**Vorliegender Text**
▼

Azubis aus Drittländern sollen Personalmangel beheben
Im Vincentiushaus in Oppenau sieht die aktuelle Situation etwas optimistischer aus, wie Heimleiter Fabian Wild berichtet. Von den 81 Dauerpflege- und den zwei Kurzzeitpflegeplätzen seien derzeit alle belegt. „Auch haben wir einen sehr treuen und sehr guten Mitarbeiterstamm, worauf wir sehr stolz sind. Wir können daher alle Betten belegen und eine qualitativ hochwertige Pflege und Betreuung anbieten“, erklärt Wild. Trotzdem würden Urlaube und Krankheitsfälle auch das Vincentiushaus vor Herausforderungen stellen.
Oppenauer Heimleiter sieht Neueröffnung gelassen
Die Eröffnung des Haus Bernhard sieht er weniger kritisch. „Die zusätzlichen Pflegebetten helfen, die Nachfrage in der Region bedienen zu können.“ Um dennoch dafür zu sorgen, dass es Nachwuchs in der Branche gibt, gebe es im Vincentiushaus Ausbildungsplätze. Dabei würden auch junge Menschen aus Drittländern angeworben. „Dies stellt unsere Einrichtung bei Themen wie Unterkunft und Integration wieder vor neue Herausforderungen“, erzählt Wild.

▲

**Datensatz**
▼

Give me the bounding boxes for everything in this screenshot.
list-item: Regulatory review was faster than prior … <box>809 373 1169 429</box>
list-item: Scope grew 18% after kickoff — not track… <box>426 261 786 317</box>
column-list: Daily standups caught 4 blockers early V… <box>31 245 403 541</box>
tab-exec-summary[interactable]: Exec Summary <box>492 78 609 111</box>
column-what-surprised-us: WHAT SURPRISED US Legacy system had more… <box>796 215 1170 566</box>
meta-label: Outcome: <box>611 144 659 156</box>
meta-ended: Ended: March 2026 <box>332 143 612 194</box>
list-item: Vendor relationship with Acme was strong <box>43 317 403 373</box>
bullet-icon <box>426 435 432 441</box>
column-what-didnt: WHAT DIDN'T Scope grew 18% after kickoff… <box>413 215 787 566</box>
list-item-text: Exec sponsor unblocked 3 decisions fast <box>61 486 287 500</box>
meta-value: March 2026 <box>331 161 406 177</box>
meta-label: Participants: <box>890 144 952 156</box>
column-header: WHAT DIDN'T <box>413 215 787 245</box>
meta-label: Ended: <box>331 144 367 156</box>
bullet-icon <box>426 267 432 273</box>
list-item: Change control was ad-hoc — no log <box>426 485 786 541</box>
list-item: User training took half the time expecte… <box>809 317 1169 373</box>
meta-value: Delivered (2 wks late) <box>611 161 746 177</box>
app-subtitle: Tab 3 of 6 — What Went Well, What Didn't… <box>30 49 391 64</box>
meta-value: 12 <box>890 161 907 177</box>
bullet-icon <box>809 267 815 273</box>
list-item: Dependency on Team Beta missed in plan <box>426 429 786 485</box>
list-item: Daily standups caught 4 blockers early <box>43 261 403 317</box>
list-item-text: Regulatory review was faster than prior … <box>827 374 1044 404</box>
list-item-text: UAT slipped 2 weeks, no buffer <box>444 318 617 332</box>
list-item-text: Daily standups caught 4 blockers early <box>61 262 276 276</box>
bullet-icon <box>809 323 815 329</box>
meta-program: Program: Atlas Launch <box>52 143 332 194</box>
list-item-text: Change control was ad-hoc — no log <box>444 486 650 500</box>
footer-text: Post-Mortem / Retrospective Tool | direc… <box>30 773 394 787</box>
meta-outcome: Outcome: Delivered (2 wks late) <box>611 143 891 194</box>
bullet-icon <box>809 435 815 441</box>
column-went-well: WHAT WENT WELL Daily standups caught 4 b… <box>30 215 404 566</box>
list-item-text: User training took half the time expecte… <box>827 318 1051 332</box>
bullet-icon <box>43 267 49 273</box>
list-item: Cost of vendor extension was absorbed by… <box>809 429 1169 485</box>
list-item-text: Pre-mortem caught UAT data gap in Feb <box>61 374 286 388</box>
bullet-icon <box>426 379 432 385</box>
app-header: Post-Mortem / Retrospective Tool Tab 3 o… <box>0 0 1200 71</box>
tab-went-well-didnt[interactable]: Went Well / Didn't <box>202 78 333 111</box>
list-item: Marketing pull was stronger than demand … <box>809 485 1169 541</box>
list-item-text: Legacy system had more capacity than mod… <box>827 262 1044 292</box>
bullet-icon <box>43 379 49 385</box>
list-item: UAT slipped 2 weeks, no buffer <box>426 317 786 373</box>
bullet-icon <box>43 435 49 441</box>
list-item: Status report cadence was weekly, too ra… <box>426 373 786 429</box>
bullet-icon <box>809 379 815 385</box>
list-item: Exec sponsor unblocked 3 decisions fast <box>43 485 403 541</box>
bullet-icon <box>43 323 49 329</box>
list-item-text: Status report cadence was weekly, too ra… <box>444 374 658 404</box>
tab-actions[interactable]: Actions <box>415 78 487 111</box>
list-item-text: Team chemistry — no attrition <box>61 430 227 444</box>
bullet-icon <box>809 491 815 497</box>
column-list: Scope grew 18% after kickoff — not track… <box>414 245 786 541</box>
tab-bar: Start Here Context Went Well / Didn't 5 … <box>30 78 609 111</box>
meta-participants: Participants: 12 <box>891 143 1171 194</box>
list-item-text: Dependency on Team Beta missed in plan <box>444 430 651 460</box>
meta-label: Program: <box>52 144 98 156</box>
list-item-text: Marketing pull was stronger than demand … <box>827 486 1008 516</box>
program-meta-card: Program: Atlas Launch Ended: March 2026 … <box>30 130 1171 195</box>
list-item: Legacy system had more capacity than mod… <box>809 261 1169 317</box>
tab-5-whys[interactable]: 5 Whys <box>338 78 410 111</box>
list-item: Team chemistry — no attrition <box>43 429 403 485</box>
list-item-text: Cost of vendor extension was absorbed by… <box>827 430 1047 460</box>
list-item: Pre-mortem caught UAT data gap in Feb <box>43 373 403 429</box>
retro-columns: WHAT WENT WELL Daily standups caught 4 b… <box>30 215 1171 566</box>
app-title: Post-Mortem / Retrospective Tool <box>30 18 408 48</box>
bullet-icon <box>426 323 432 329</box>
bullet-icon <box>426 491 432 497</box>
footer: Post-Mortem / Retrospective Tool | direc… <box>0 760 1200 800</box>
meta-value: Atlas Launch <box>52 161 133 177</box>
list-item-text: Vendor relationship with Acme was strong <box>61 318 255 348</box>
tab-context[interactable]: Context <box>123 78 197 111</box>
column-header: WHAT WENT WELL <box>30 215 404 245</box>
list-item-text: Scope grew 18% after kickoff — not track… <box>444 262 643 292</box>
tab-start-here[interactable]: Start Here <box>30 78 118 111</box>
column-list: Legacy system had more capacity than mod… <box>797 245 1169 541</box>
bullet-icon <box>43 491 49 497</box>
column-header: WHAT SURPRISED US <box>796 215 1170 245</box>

▲

**Deine Aufgabe**
Zähle bitte alles auf, was das Vincentiushaus laut dem Text zum Vincentiushaus vor Herausforderungen stellt. Stütze dich allein auf den Text zum Vincentiushaus.

**Antwort**
- Urlaube
- Krankheitsfälle
- Unterkunft
- Integration